:: Excerpt to read ::
You arrest and threaten the peons that were paid big commissions to find suckers that wanted to re-fi their homes,  with jail time, they give up the mortgage brokers that paid them, the mortgage brokers give up the bank representives that took the bad paper, and the bank rep’s and their bosses eventually give up the Wall Street banksters that securitized the bad paper and sold it to other suckers through other brokers that made big money.

The key elements in this scam that made it work was AIG who insured the bad paper as though it was good paper and MERS that made it happen without without drawing attention to it, and in doing so ripped off the local deed recorders and the local tax base for billions creating part of the short fall we now have in tax revenue.

No real investigation has even been started and you have to ask yourself why.

All you read about is the FBI locking up foreclosure recuse crooks that are taking advantage of people trapped by the first band of criminals that are still running free.

This leads me back to my question of many months ago-

Why is Bernie Madoff in Jail?

Bernie’s ponzie scheme was a kindergarten exercise compared to Goldman-Sachs. Bernie beat up some small time investors, Goldman Sach and their copycat friends have destroyed the United States economy.

Where are you now Herbert Hoover? Eliot Ness, or someone, anyone.

Car 54, Police Academy 1,2,3,4 and Law and Order just aren’t doing the job!

Does anyone expect a government that’s owned by banks, corporations and Wall Street to treat them as the felons they are?

It is up to the people to empower ourselves as peace officers and arrest, try and punish all the treasonous thieves in government, corporations, Wall Street and banks.

:: Request a ::
In the saved entries listing, swap "Posición" for "Position" and give back only the lines between the one holding "sidebar-item-brand[interactable]: ♛ Marca" and the one holding "sidebar-item-apps[interactable]: Apps [0, 869, 97, 963]", inclusive, with everything else unchanged.
The excerpt and the listing were taken from unrelated sources.

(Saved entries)
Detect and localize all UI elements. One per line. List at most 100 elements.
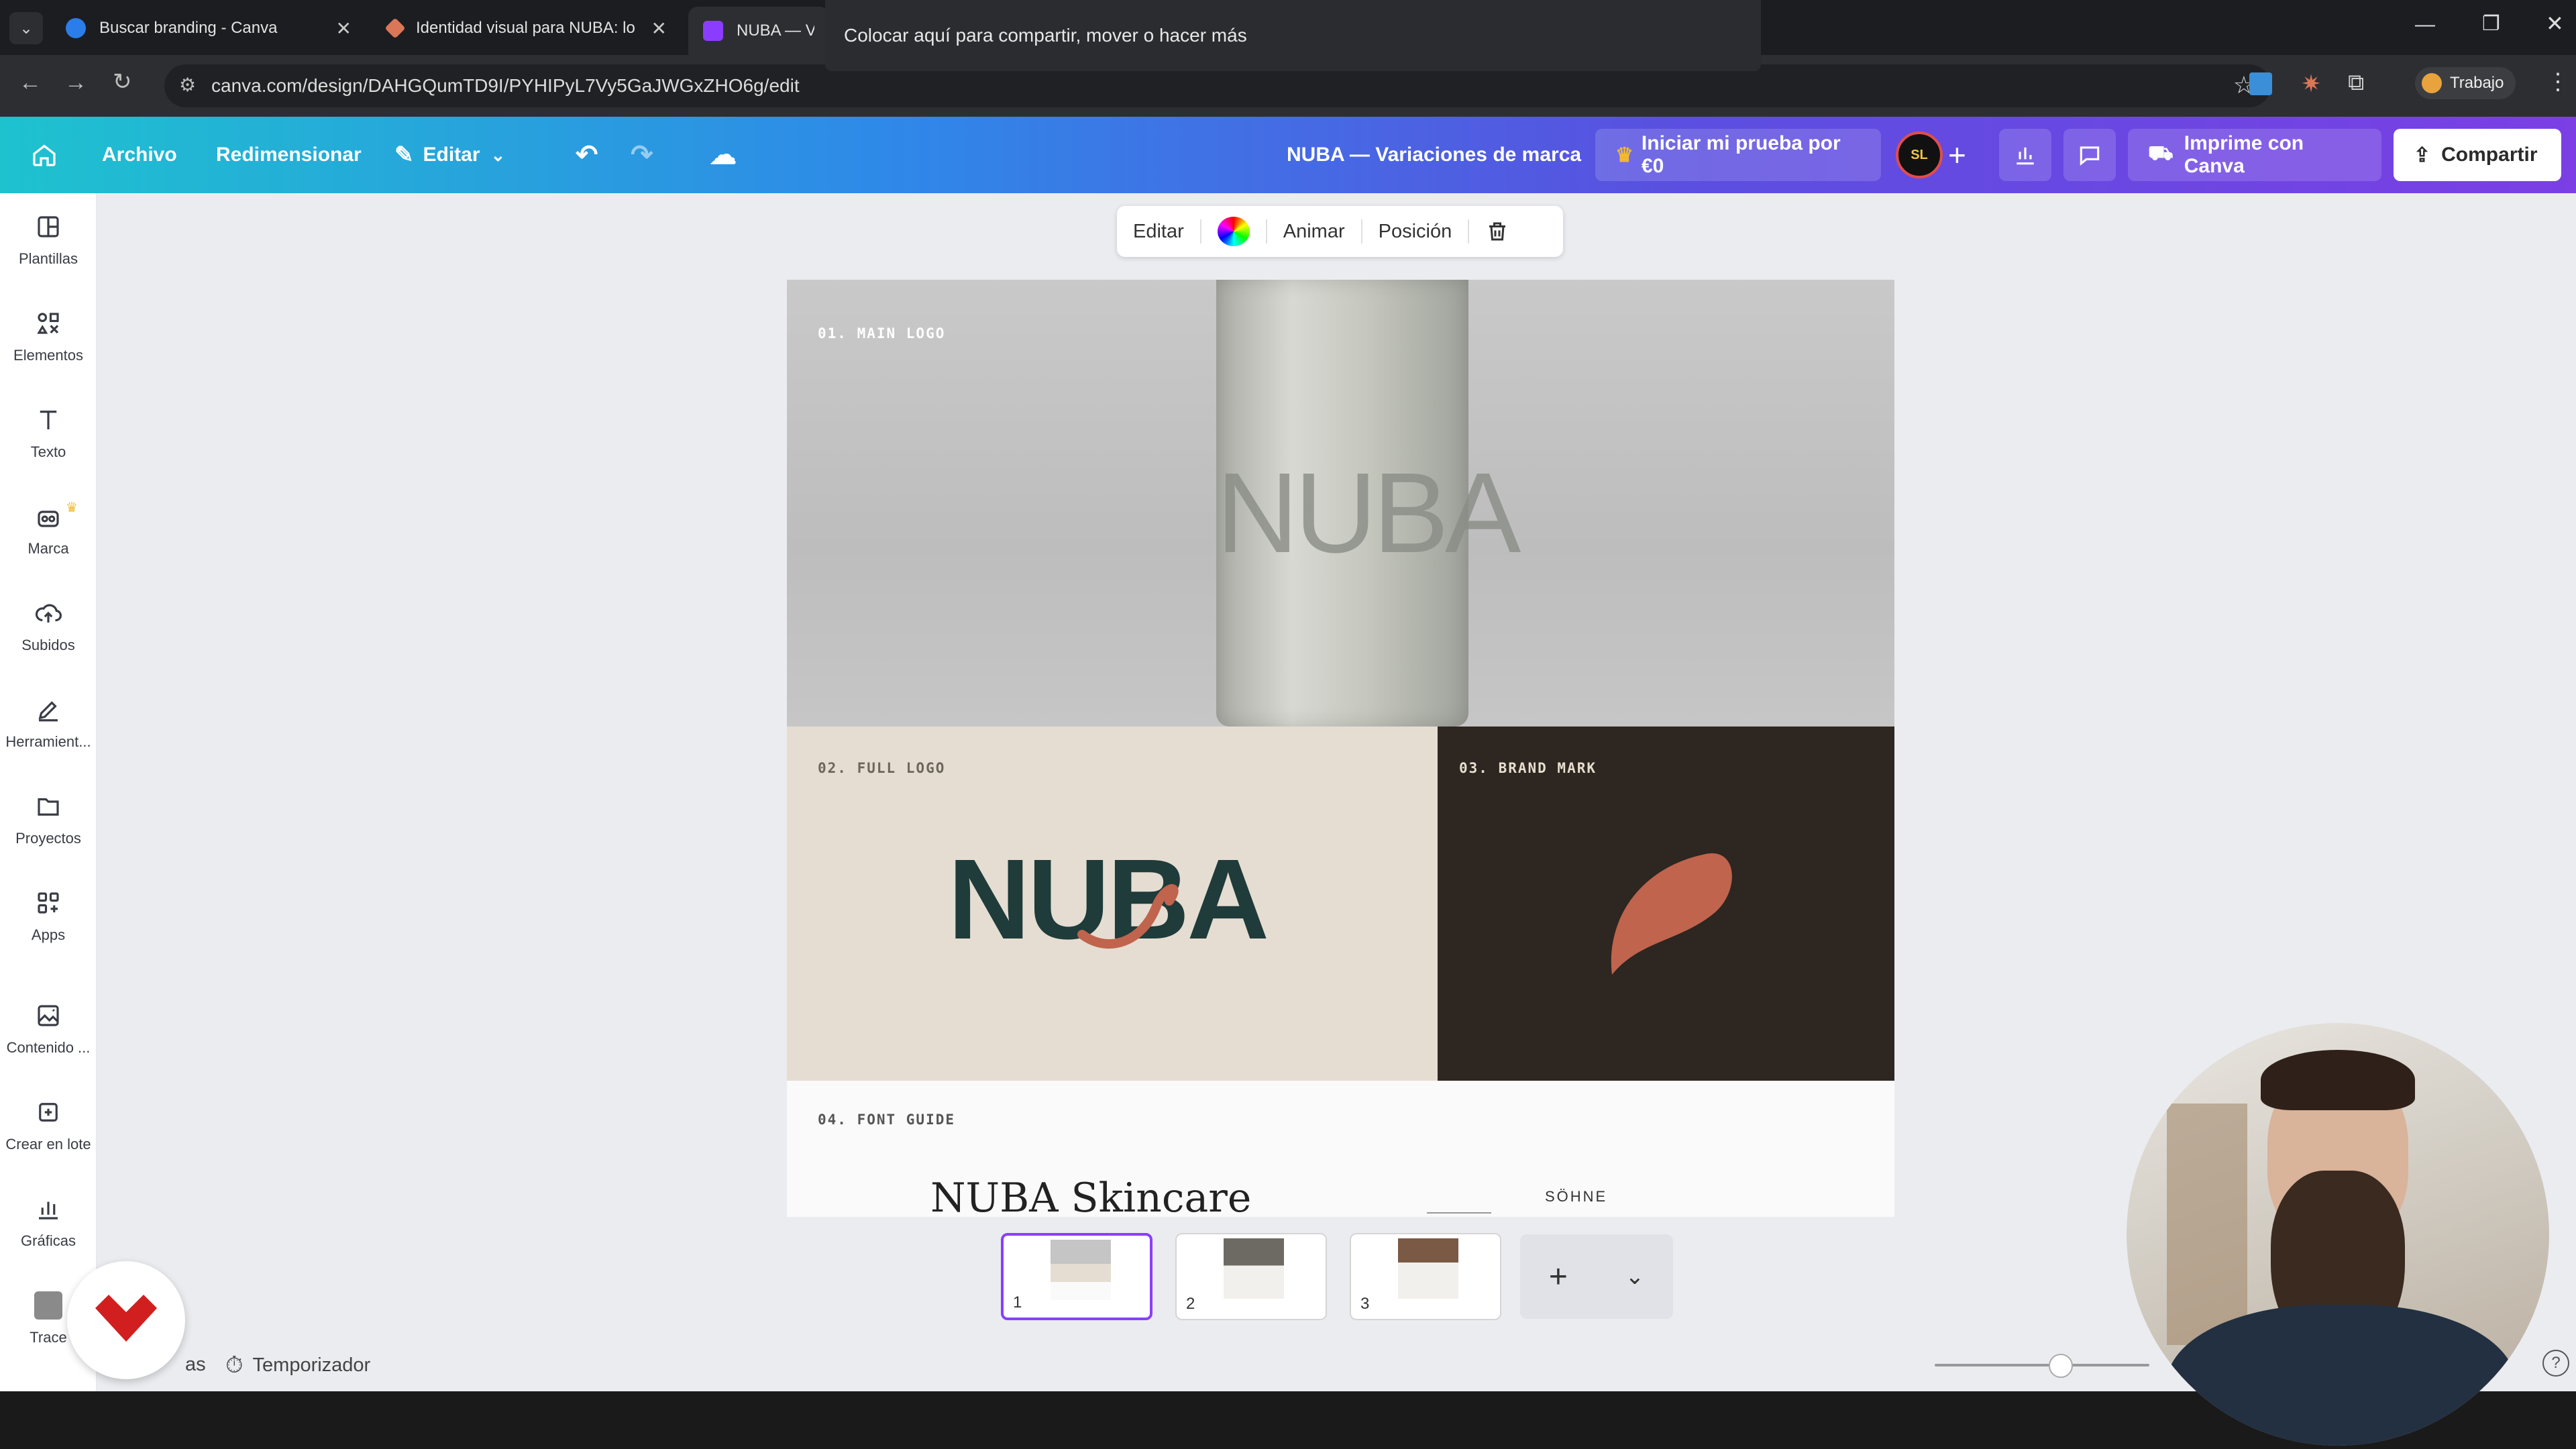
sidebar-item-brand[interactable]: ♛ Marca [0, 483, 97, 577]
browser-tab-claude[interactable]: Identidad visual para NUBA: lo ✕ [373, 7, 682, 50]
cloud-save-icon[interactable]: ☁ [710, 117, 737, 193]
share-button[interactable]: ⇪ Compartir [2394, 129, 2561, 181]
canva-design-favicon-icon [703, 21, 723, 41]
position-button[interactable]: Posición [1362, 221, 1468, 243]
page-thumbnail[interactable]: 2 [1175, 1233, 1327, 1320]
notes-button[interactable]: as [185, 1354, 206, 1376]
window-restore-icon[interactable]: ❐ [2482, 12, 2500, 36]
product-bottle-image[interactable]: NUBA [1216, 280, 1521, 727]
user-avatar[interactable]: SL [1896, 131, 1943, 178]
color-picker-button[interactable] [1201, 217, 1266, 246]
charts-icon [39, 1201, 58, 1220]
channel-logo-badge [67, 1261, 185, 1379]
person-shirt [2167, 1305, 2516, 1446]
main-logo-section[interactable]: 01. MAIN LOGO NUBA [787, 280, 1894, 727]
sidebar-item-magic-media[interactable]: Contenido ... [0, 982, 97, 1076]
brand-icon [38, 511, 59, 527]
left-sidebar: Plantillas Elementos Texto ♛ Marca Subid… [0, 193, 97, 1391]
archivo-label: Archivo [102, 144, 177, 166]
edit-image-button[interactable]: Editar [1117, 221, 1200, 243]
sidebar-item-apps[interactable]: Apps [0, 869, 97, 963]
page-thumbnail[interactable]: 3 [1350, 1233, 1501, 1320]
color-wheel-icon [1217, 217, 1250, 246]
window-close-icon[interactable]: ✕ [2546, 11, 2564, 36]
section-label: 04. FONT GUIDE [818, 1112, 956, 1128]
forward-icon[interactable]: → [64, 70, 87, 96]
extensions-puzzle-icon[interactable]: ⧉ [2348, 70, 2364, 96]
share-label: Compartir [2441, 144, 2538, 166]
brand-mark-section[interactable]: 03. BRAND MARK [1438, 727, 1894, 1081]
channel-logo-icon [95, 1295, 157, 1342]
sidebar-item-text[interactable]: Texto [0, 386, 97, 480]
tab-search-button[interactable]: ⌄ [9, 12, 43, 44]
sidebar-item-label: Proyectos [15, 830, 81, 847]
thumbnail-preview [1398, 1238, 1458, 1299]
font-guide-section[interactable]: 04. FONT GUIDE NUBA Skincare SÖHNE [787, 1081, 1894, 1218]
sidebar-item-tools[interactable]: Herramient... [0, 676, 97, 770]
sidebar-item-uploads[interactable]: Subidos [0, 580, 97, 674]
page-thumbnail[interactable]: 1 [1001, 1233, 1152, 1320]
insights-button[interactable] [1999, 129, 2051, 181]
browser-tab-active[interactable]: NUBA — Va [688, 7, 829, 55]
sidebar-item-label: Marca [28, 540, 69, 557]
sidebar-item-elements[interactable]: Elementos [0, 290, 97, 384]
comments-button[interactable] [2063, 129, 2116, 181]
back-icon[interactable]: ← [19, 70, 42, 96]
full-logo-section[interactable]: 02. FULL LOGO NUBA [787, 727, 1438, 1081]
window-minimize-icon[interactable]: — [2415, 13, 2435, 36]
canva-favicon-icon [66, 18, 86, 38]
help-icon[interactable]: ? [2542, 1350, 2569, 1377]
home-button[interactable] [31, 117, 58, 193]
delete-button[interactable] [1469, 219, 1525, 244]
print-with-canva-button[interactable]: ⛟ Imprime con Canva [2128, 129, 2381, 181]
archivo-menu[interactable]: Archivo [102, 117, 177, 193]
leaf-swoosh-icon [1077, 883, 1179, 949]
sidebar-item-label: Contenido ... [6, 1039, 91, 1056]
tab-title: Buscar branding - Canva [99, 19, 278, 37]
edit-mode-label: Editar [423, 144, 480, 166]
add-collaborator-icon[interactable]: + [1948, 137, 1966, 173]
zoom-slider-track[interactable] [1935, 1364, 2149, 1366]
timer-button[interactable]: ⏱ Temporizador [225, 1352, 370, 1379]
comment-icon [2080, 146, 2100, 166]
undo-button[interactable]: ↶ [576, 117, 598, 193]
page-number: 1 [1013, 1293, 1022, 1311]
profile-chip[interactable]: Trabajo [2415, 67, 2516, 99]
close-tab-icon[interactable]: ✕ [651, 17, 667, 40]
browser-menu-icon[interactable]: ⋮ [2546, 68, 2569, 95]
home-icon [33, 144, 56, 166]
truck-icon: ⛟ [2148, 142, 2174, 164]
sidebar-item-label: Trace [30, 1329, 67, 1346]
animate-button[interactable]: Animar [1267, 221, 1361, 243]
reload-icon[interactable]: ↻ [113, 68, 132, 95]
extension-play-icon[interactable] [2249, 72, 2272, 95]
font-sample-heading[interactable]: NUBA Skincare [930, 1175, 1251, 1218]
close-tab-icon[interactable]: ✕ [336, 17, 352, 40]
browser-tab-canva-search[interactable]: Buscar branding - Canva ✕ [51, 7, 366, 50]
thumbnail-preview [1051, 1240, 1111, 1300]
sidebar-item-label: Gráficas [21, 1232, 76, 1249]
start-trial-button[interactable]: ♛ Iniciar mi prueba por €0 [1595, 129, 1881, 181]
print-label: Imprime con Canva [2184, 132, 2304, 177]
document-title[interactable]: NUBA — Variaciones de marca [1287, 117, 1581, 193]
zoom-slider-thumb[interactable] [2049, 1354, 2073, 1378]
url-text: canva.com/design/DAHGQumTD9I/PYHIPyL7Vy5… [211, 75, 800, 96]
edit-mode-menu[interactable]: ✎ Editar ⌄ [394, 117, 505, 193]
sidebar-item-projects[interactable]: Proyectos [0, 773, 97, 867]
section-label: 03. BRAND MARK [1459, 760, 1597, 776]
design-page[interactable]: 01. MAIN LOGO NUBA 02. FULL LOGO NUBA 03… [787, 280, 1894, 1218]
sidebar-item-templates[interactable]: Plantillas [0, 193, 97, 287]
resize-button[interactable]: Redimensionar [216, 117, 362, 193]
context-toolbar: Editar Animar Posición [1117, 206, 1563, 257]
add-page-button[interactable]: + ⌄ [1520, 1234, 1673, 1319]
claude-favicon-icon [384, 17, 406, 39]
sidebar-item-charts[interactable]: Gráficas [0, 1175, 97, 1269]
extension-claude-icon[interactable]: ✷ [2301, 70, 2321, 98]
sidebar-item-bulk-create[interactable]: Crear en lote [0, 1079, 97, 1173]
site-settings-icon[interactable]: ⚙ [179, 74, 196, 96]
chevron-down-icon[interactable]: ⌄ [1625, 1263, 1645, 1290]
redo-button[interactable]: ↷ [631, 117, 653, 193]
text-icon [40, 411, 57, 429]
brand-leaf-mark-icon[interactable] [1599, 841, 1739, 981]
avatar-text: SL [1911, 147, 1928, 162]
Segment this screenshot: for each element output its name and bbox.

:: Request b ::
Answer these questions about the excerpt on the mortgage scam:
(i) What two key elements does the excerpt say made the scam work?
(ii) To which firm is Bernie's scheme compared?
(iii) What question does the writer say was asked many months ago?

:: Reply a ::
sidebar-item-brand[interactable]: ♛ Marca [0, 483, 97, 577]
browser-tab-claude[interactable]: Identidad visual para NUBA: lo ✕ [373, 7, 682, 50]
cloud-save-icon[interactable]: ☁ [710, 117, 737, 193]
share-button[interactable]: ⇪ Compartir [2394, 129, 2561, 181]
canva-design-favicon-icon [703, 21, 723, 41]
position-button[interactable]: Position [1362, 221, 1468, 243]
page-thumbnail[interactable]: 2 [1175, 1233, 1327, 1320]
notes-button[interactable]: as [185, 1354, 206, 1376]
window-restore-icon[interactable]: ❐ [2482, 12, 2500, 36]
product-bottle-image[interactable]: NUBA [1216, 280, 1521, 727]
user-avatar[interactable]: SL [1896, 131, 1943, 178]
color-picker-button[interactable] [1201, 217, 1266, 246]
charts-icon [39, 1201, 58, 1220]
channel-logo-badge [67, 1261, 185, 1379]
person-shirt [2167, 1305, 2516, 1446]
main-logo-section[interactable]: 01. MAIN LOGO NUBA [787, 280, 1894, 727]
sidebar-item-magic-media[interactable]: Contenido ... [0, 982, 97, 1076]
brand-icon [38, 511, 59, 527]
left-sidebar: Plantillas Elementos Texto ♛ Marca Subid… [0, 193, 97, 1391]
archivo-label: Archivo [102, 144, 177, 166]
edit-image-button[interactable]: Editar [1117, 221, 1200, 243]
sidebar-item-apps[interactable]: Apps [0, 869, 97, 963]

:: Reply b ::
(i) AIG and MERS.
(ii) Goldman-Sachs.
(iii) Why is Bernie Madoff in Jail?